## ENTRIES SHOWN
┄┄┄┄┄┄

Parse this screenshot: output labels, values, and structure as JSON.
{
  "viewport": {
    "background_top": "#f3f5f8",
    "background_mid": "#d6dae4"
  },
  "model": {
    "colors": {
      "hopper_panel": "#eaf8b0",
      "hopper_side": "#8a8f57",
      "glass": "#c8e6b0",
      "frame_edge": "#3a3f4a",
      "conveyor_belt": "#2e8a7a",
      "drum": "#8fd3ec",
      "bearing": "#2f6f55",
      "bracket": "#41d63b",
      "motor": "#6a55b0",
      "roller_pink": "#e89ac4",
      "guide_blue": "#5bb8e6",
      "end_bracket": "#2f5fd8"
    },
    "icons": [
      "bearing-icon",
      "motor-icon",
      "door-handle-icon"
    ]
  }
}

┄┄┄┄┄┄

## YOUR INSTRUCTIONS
Please reproduce the entire listing, exactly as shown.

## THE COMPLETED TASK
Parse this screenshot: output labels, values, and structure as JSON.
{
  "viewport": {
    "background_top": "#f3f5f8",
    "background_mid": "#d6dae4"
  },
  "model": {
    "colors": {
      "hopper_panel": "#eaf8b0",
      "hopper_side": "#8a8f57",
      "glass": "#c8e6b0",
      "frame_edge": "#3a3f4a",
      "conveyor_belt": "#2e8a7a",
      "drum": "#8fd3ec",
      "bearing": "#2f6f55",
      "bracket": "#41d63b",
      "motor": "#6a55b0",
      "roller_pink": "#e89ac4",
      "guide_blue": "#5bb8e6",
      "end_bracket": "#2f5fd8"
    },
    "icons": [
      "bearing-icon",
      "motor-icon",
      "door-handle-icon"
    ]
  }
}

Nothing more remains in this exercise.